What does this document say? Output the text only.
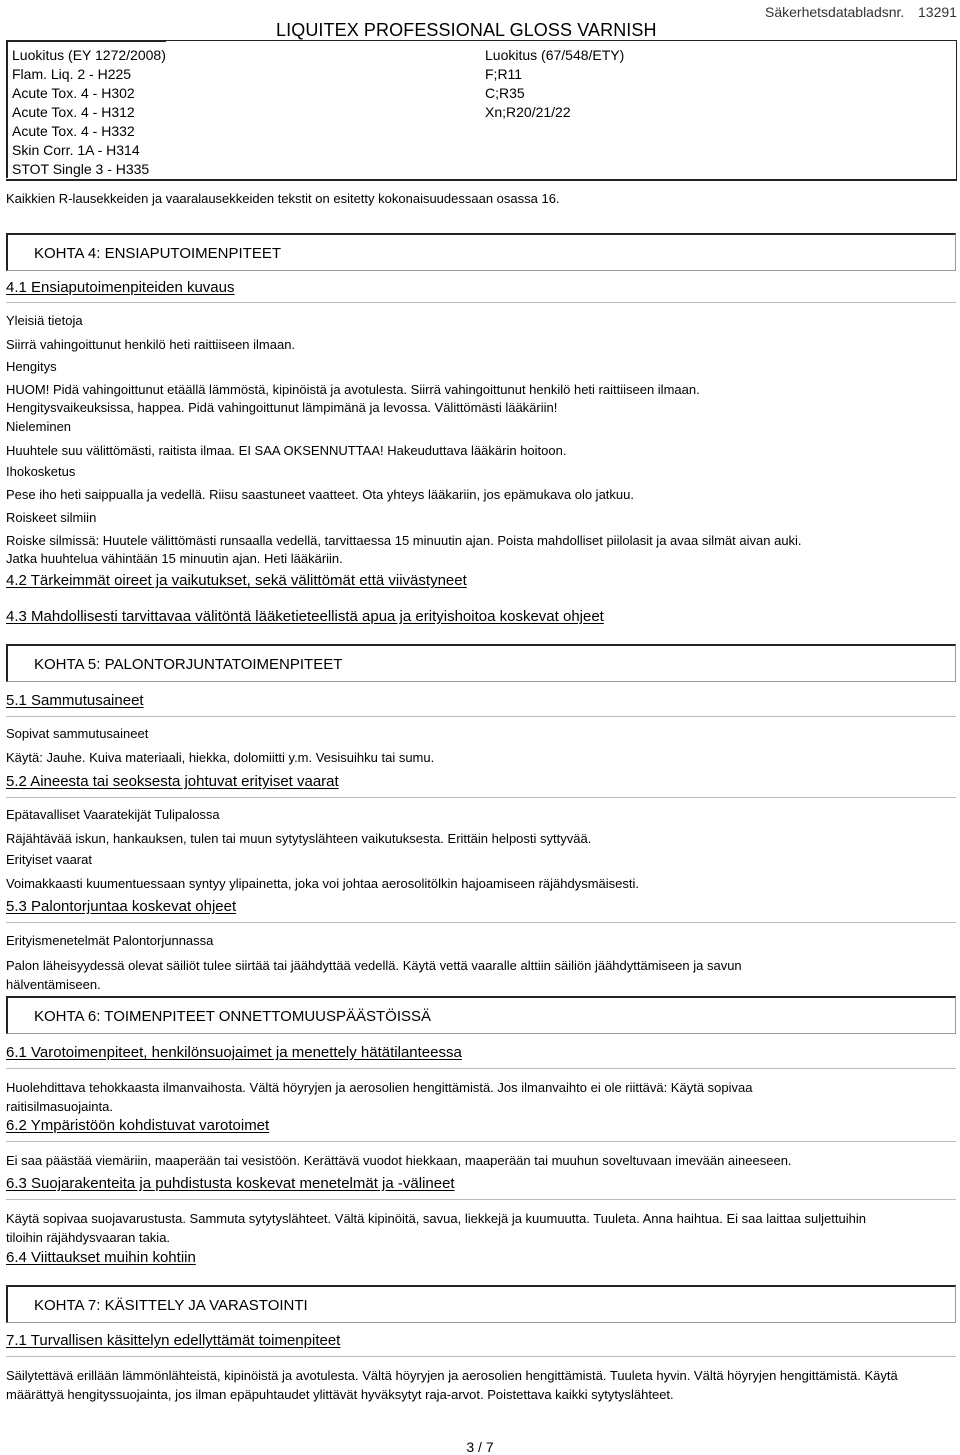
LIQUITEX PROFESSIONAL GLOSS VARNISH
Säkerhetsdatabladsnr. 13291
Luokitus (EY 1272/2008)
Flam. Liq. 2 - H225
Acute Tox. 4 - H302
Acute Tox. 4 - H312
Acute Tox. 4 - H332
Skin Corr. 1A - H314
STOT Single 3 - H335
Luokitus (67/548/ETY)
F;R11
C;R35
Xn;R20/21/22
Kaikkien R-lausekkeiden ja vaaralausekkeiden tekstit on esitetty kokonaisuudessaan osassa 16.
KOHTA 4: ENSIAPUTOIMENPITEET
4.1 Ensiaputoimenpiteiden kuvaus
Yleisiä tietoja
Siirrä vahingoittunut henkilö heti raittiiseen ilmaan.
Hengitys
HUOM! Pidä vahingoittunut etäällä lämmöstä, kipinöistä ja avotulesta. Siirrä vahingoittunut henkilö heti raittiiseen ilmaan.
Hengitysvaikeuksissa, happea. Pidä vahingoittunut lämpimänä ja levossa. Välittömästi lääkäriin!
Nieleminen
Huuhtele suu välittömästi, raitista ilmaa. EI SAA OKSENNUTTAA! Hakeuduttava lääkärin hoitoon.
Ihokosketus
Pese iho heti saippualla ja vedellä. Riisu saastuneet vaatteet. Ota yhteys lääkariin, jos epämukava olo jatkuu.
Roiskeet silmiin
Roiske silmissä: Huutele välittömästi runsaalla vedellä, tarvittaessa 15 minuutin ajan. Poista mahdolliset piilolasit ja avaa silmät aivan auki.
Jatka huuhtelua vähintään 15 minuutin ajan. Heti lääkäriin.
4.2 Tärkeimmät oireet ja vaikutukset, sekä välittömät että viivästyneet
4.3 Mahdollisesti tarvittavaa välitöntä lääketieteellistä apua ja erityishoitoa koskevat ohjeet
KOHTA 5: PALONTORJUNTATOIMENPITEET
5.1 Sammutusaineet
Sopivat sammutusaineet
Käytä: Jauhe. Kuiva materiaali, hiekka, dolomiitti y.m. Vesisuihku tai sumu.
5.2 Aineesta tai seoksesta johtuvat erityiset vaarat
Epätavalliset Vaaratekijät Tulipalossa
Räjähtävää iskun, hankauksen, tulen tai muun sytytyslähteen vaikutuksesta. Erittäin helposti syttyvää.
Erityiset vaarat
Voimakkaasti kuumentuessaan syntyy ylipainetta, joka voi johtaa aerosolitölkin hajoamiseen räjähdysmäisesti.
5.3 Palontorjuntaa koskevat ohjeet
Erityismenetelmät Palontorjunnassa
Palon läheisyydessä olevat säiliöt tulee siirtää tai jäähdyttää vedellä. Käytä vettä vaaralle alttiin säiliön jäähdyttämiseen ja savun hälventämiseen.
KOHTA 6: TOIMENPITEET ONNETTOMUUSPÄÄSTÖISSÄ
6.1 Varotoimenpiteet, henkilönsuojaimet ja menettely hätätilanteessa
Huolehdittava tehokkaasta ilmanvaihosta. Vältä höyryjen ja aerosolien hengittämistä. Jos ilmanvaihto ei ole riittävä: Käytä sopivaa raitisilmasuojainta.
6.2 Ympäristöön kohdistuvat varotoimet
Ei saa päästää viemäriin, maaperään tai vesistöön. Kerättävä vuodot hiekkaan, maaperään tai muuhun soveltuvaan imevään aineeseen.
6.3 Suojarakenteita ja puhdistusta koskevat menetelmät ja -välineet
Käytä sopivaa suojavarustusta. Sammuta sytytyslähteet. Vältä kipinöitä, savua, liekkejä ja kuumuutta. Tuuleta. Anna haihtua. Ei saa laittaa suljettuihin tiloihin räjähdysvaaran takia.
6.4 Viittaukset muihin kohtiin
KOHTA 7: KÄSITTELY JA VARASTOINTI
7.1 Turvallisen käsittelyn edellyttämät toimenpiteet
Säilytettävä erillään lämmönlähteistä, kipinöistä ja avotulesta. Vältä höyryjen ja aerosolien hengittämistä. Tuuleta hyvin. Vältä höyryjen hengittämistä. Käytä määrättyä hengityssuojainta, jos ilman epäpuhtaudet ylittävät hyväksytyt raja-arvot. Poistettava kaikki sytytyslähteet.
3 / 7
· · · · ·
◆ **Description of the task**:
Search the data above for the word "hengittämistä", then gather each line in which it appears.

◆ **The output**:
Huolehdittava tehokkaasta ilmanvaihosta. Vältä höyryjen ja aerosolien hengittämistä. Jos ilmanvaihto ei ole riittävä: Käytä sopivaa raitisilmasuojainta.
Säilytettävä erillään lämmönlähteistä, kipinöistä ja avotulesta. Vältä höyryjen ja aerosolien hengittämistä. Tuuleta hyvin. Vältä höyryjen hengittämistä. Käytä määrättyä hengityssuojainta, jos ilman epäpuhtaudet ylittävät hyväksytyt raja-arvot. Poistettava kaikki sytytyslähteet.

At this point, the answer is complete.